Set problem - Copy every record word for word.

Data records -
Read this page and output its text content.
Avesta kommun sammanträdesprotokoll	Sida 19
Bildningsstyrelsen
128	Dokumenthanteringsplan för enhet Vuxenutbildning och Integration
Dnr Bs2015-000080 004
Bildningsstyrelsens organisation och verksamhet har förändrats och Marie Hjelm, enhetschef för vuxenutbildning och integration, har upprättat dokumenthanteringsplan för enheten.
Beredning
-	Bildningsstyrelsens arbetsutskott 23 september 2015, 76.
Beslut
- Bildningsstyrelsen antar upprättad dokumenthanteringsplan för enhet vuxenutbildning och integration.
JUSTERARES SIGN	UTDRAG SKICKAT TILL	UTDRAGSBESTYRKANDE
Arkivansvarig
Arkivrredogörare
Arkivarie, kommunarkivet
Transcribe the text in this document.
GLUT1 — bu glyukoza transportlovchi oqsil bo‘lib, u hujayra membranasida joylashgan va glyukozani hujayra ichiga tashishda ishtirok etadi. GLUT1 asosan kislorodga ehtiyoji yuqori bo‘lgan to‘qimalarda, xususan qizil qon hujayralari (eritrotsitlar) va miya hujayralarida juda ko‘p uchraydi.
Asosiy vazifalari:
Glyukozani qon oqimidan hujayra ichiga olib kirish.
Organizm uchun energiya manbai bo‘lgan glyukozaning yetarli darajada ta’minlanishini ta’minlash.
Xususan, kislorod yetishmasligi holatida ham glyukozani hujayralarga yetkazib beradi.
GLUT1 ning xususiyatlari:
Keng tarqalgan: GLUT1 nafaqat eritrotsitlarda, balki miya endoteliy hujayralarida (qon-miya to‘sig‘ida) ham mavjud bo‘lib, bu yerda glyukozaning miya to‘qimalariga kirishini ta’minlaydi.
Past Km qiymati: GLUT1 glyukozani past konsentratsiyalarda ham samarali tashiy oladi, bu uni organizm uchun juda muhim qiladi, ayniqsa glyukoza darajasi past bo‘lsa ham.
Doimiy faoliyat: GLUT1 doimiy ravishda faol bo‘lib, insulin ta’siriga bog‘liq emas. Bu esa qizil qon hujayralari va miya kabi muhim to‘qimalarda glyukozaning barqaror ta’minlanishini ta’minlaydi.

Answer to the task -
Read this page and output its text content.
Avesta kommun sammanträdesprotokoll	Sida 19
Bildningsstyrelsen
128	Dokumenthanteringsplan för enhet Vuxenutbildning och Integration
Dnr Bs2015-000080 004
Bildningsstyrelsens organisation och verksamhet har förändrats och Marie Hjelm, enhetschef för vuxenutbildning och integration, har upprättat dokumenthanteringsplan för enheten.
Beredning
-	Bildningsstyrelsens arbetsutskott 23 september 2015, 76.
Beslut
- Bildningsstyrelsen antar upprättad dokumenthanteringsplan för enhet vuxenutbildning och integration.
JUSTERARES SIGN	UTDRAG SKICKAT TILL	UTDRAGSBESTYRKANDE
Arkivansvarig
Arkivrredogörare
Arkivarie, kommunarkivet
Transcribe the text in this document.
GLUT1 — bu glyukoza transportlovchi oqsil bo‘lib, u hujayra membranasida joylashgan va glyukozani hujayra ichiga tashishda ishtirok etadi. GLUT1 asosan kislorodga ehtiyoji yuqori bo‘lgan to‘qimalarda, xususan qizil qon hujayralari (eritrotsitlar) va miya hujayralarida juda ko‘p uchraydi.
Asosiy vazifalari:
Glyukozani qon oqimidan hujayra ichiga olib kirish.
Organizm uchun energiya manbai bo‘lgan glyukozaning yetarli darajada ta’minlanishini ta’minlash.
Xususan, kislorod yetishmasligi holatida ham glyukozani hujayralarga yetkazib beradi.
GLUT1 ning xususiyatlari:
Keng tarqalgan: GLUT1 nafaqat eritrotsitlarda, balki miya endoteliy hujayralarida (qon-miya to‘sig‘ida) ham mavjud bo‘lib, bu yerda glyukozaning miya to‘qimalariga kirishini ta’minlaydi.
Past Km qiymati: GLUT1 glyukozani past konsentratsiyalarda ham samarali tashiy oladi, bu uni organizm uchun juda muhim qiladi, ayniqsa glyukoza darajasi past bo‘lsa ham.
Doimiy faoliyat: GLUT1 doimiy ravishda faol bo‘lib, insulin ta’siriga bog‘liq emas. Bu esa qizil qon hujayralari va miya kabi muhim to‘qimalarda glyukozaning barqaror ta’minlanishini ta’minlaydi.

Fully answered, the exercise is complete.